= Carlo Lotti =

Italian engineer (1916–2013)

Carlo Lotti (30 March 1916 - 6 March 2013) was an Italian engineer and professor of hydraulic construction. He created the C. Lotti & Associati engineering firm. He was born and died in Rome.

==Biography==
Lotti graduated from the Roman Institute of Technology at the top of his class. He served in World War II until the ceasefire of September 1943 and then decided to join the liberated southern Italy and became captain.

Lotti lectured on “Methodology of hydraulic works” at the Roman Technical University. His professional career started in 1946 with Cidonio construction company. In 1957 he founded the engineering company bearing his name.

Lotti married Marcella Bini MD and had two children. His daughter, Patrizia is the president of the Society and his son, Massimo, is a lawyer.

Work instructions:
• 1. Answer these questions using the Carlo Lotti biography.
(a) In what city was Lotti born and where did he die?
(b) With which company did his professional career start in 1946?
(c) What is the profession of his son, Massimo?
• 2. Quote the Carlo Lotti biography word for word from "Carlo Lotti (30" to "died in Rome.".

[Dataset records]
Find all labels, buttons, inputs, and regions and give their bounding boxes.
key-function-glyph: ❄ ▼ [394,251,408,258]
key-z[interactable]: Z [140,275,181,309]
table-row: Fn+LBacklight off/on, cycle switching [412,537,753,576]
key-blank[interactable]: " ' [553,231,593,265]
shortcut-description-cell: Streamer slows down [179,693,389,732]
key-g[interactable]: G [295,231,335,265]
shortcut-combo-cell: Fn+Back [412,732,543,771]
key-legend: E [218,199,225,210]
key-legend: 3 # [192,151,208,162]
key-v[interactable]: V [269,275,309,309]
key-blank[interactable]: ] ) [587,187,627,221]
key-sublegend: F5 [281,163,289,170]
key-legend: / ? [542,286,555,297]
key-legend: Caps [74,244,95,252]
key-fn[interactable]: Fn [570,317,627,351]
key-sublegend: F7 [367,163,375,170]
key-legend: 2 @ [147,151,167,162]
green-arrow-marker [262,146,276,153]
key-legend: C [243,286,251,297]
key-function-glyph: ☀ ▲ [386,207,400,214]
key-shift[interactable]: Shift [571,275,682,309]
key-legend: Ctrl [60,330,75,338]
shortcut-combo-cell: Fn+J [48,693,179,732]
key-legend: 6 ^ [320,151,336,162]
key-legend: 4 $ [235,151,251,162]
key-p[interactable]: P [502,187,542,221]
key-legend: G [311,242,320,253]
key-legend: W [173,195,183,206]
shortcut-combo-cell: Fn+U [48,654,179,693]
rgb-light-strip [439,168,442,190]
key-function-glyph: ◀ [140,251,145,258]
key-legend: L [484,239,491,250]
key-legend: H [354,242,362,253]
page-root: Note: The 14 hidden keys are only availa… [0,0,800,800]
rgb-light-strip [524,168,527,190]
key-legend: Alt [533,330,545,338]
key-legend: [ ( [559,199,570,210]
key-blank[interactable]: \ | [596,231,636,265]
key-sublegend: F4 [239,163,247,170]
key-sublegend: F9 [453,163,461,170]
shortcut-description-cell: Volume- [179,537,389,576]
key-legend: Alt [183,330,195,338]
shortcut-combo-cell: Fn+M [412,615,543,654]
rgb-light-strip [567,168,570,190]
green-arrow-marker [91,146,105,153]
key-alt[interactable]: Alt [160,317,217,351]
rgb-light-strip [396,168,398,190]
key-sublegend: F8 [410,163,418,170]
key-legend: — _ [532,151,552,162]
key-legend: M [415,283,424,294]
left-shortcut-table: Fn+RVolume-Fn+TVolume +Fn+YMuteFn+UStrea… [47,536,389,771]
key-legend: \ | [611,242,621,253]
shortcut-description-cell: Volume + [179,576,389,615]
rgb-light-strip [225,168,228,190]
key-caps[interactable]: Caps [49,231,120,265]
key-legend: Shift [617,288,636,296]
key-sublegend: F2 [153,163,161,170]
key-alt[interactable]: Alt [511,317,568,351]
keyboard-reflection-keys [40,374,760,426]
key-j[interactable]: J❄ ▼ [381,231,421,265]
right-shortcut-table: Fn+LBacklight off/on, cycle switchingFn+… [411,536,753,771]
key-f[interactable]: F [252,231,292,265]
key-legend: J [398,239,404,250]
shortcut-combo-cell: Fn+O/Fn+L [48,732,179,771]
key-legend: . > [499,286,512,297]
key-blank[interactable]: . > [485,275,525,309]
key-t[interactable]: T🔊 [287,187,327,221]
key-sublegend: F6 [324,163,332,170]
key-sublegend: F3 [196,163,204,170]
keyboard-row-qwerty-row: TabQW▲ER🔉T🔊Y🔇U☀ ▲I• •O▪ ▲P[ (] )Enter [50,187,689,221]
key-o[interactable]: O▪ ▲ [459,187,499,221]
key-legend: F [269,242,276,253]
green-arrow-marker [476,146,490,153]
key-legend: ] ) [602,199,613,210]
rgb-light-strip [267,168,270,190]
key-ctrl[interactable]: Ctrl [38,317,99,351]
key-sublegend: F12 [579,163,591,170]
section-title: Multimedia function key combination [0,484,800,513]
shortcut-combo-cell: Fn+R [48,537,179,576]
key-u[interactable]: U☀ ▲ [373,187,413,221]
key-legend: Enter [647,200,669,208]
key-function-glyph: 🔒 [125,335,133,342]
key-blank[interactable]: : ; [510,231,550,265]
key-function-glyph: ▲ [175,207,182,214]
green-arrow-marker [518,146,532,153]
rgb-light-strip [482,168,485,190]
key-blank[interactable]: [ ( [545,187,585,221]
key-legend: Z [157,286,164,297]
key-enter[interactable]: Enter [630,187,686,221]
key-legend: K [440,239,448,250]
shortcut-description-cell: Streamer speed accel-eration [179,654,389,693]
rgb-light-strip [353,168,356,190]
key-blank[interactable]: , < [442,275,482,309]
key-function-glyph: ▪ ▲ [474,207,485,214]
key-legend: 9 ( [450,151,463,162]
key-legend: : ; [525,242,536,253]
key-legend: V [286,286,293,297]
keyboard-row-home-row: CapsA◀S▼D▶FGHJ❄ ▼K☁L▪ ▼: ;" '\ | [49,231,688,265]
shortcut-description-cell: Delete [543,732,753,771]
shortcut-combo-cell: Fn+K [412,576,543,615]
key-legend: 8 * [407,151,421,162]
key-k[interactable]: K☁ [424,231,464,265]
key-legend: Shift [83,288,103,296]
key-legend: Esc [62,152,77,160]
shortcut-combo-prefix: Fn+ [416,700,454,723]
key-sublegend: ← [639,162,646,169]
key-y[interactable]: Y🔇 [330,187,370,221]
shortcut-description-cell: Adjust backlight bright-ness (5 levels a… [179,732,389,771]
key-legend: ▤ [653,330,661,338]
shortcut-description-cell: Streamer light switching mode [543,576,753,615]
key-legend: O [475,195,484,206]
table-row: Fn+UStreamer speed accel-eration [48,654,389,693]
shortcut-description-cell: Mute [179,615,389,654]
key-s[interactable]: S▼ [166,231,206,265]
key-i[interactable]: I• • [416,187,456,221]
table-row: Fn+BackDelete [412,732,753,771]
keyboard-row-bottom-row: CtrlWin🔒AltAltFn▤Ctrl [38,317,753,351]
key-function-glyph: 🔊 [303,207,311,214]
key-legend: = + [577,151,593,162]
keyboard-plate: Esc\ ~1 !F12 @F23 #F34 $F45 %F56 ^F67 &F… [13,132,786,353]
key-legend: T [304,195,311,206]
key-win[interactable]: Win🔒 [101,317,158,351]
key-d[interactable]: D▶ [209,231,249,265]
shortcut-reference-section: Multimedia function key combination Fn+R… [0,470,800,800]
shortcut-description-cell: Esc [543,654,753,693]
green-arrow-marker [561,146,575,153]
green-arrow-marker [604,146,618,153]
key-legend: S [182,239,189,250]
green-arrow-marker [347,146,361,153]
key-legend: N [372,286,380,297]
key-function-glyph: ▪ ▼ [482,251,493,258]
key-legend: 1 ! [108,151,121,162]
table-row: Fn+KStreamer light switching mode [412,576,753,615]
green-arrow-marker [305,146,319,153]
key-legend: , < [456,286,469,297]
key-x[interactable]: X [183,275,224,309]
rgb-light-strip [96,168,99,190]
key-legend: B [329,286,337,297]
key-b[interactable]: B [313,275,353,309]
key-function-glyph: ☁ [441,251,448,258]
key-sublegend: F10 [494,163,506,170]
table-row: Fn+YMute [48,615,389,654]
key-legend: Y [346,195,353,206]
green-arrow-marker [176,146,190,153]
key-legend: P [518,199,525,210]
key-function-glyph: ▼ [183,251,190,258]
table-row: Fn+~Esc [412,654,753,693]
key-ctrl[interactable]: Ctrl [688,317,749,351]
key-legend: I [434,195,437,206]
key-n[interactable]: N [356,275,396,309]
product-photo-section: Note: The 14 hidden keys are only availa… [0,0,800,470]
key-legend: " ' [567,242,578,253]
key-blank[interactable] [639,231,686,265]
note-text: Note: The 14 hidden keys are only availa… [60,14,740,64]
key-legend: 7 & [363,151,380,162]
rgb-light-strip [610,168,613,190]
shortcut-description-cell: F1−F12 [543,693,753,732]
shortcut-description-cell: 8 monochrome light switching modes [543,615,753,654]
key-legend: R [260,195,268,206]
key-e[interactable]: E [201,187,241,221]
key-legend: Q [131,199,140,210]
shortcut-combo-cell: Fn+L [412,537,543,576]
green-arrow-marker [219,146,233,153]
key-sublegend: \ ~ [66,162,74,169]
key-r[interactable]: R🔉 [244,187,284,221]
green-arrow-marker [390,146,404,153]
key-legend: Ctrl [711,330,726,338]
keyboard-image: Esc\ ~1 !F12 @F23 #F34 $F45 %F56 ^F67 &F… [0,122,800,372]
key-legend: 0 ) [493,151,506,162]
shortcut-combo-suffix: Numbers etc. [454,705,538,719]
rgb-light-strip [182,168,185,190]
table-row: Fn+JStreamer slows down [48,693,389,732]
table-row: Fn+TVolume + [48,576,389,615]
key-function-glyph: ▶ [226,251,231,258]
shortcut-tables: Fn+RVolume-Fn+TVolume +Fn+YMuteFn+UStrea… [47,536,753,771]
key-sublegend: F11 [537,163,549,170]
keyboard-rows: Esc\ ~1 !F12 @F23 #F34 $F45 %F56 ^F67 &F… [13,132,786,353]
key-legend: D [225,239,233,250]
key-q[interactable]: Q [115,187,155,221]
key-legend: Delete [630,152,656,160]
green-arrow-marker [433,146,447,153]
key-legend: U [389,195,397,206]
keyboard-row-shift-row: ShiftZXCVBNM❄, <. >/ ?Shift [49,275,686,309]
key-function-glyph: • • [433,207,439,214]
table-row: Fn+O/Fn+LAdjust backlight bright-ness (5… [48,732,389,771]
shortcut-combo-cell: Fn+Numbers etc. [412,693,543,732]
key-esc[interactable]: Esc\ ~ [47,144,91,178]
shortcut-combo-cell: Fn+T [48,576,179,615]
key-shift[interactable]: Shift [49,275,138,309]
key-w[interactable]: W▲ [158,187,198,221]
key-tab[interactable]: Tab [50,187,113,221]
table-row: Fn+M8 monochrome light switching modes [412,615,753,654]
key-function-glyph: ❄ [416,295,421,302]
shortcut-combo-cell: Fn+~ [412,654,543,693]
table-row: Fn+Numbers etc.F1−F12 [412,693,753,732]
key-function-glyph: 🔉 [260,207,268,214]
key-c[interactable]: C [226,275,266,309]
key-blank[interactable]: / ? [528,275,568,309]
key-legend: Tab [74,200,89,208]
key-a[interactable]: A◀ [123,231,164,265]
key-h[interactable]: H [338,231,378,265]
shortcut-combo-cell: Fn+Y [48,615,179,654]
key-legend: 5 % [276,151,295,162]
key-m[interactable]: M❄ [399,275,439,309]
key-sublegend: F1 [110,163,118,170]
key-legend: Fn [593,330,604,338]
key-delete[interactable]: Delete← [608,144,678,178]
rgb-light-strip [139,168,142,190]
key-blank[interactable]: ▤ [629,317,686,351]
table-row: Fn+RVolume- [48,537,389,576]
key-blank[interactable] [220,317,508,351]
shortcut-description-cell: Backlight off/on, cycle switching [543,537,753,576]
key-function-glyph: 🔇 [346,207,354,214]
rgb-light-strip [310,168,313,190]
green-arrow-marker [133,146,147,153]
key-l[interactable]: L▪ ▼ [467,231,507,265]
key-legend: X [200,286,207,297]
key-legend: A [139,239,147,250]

Solved problems:
• 1.
(a) He was born and died in Rome.
(b) The Cidonio construction company.
(c) He is a lawyer.

• 2.
Carlo Lotti (30 March 1916 - 6 March 2013) was an Italian engineer and professor of hydraulic construction. He created the C. Lotti & Associati engineering firm. He was born and died in Rome.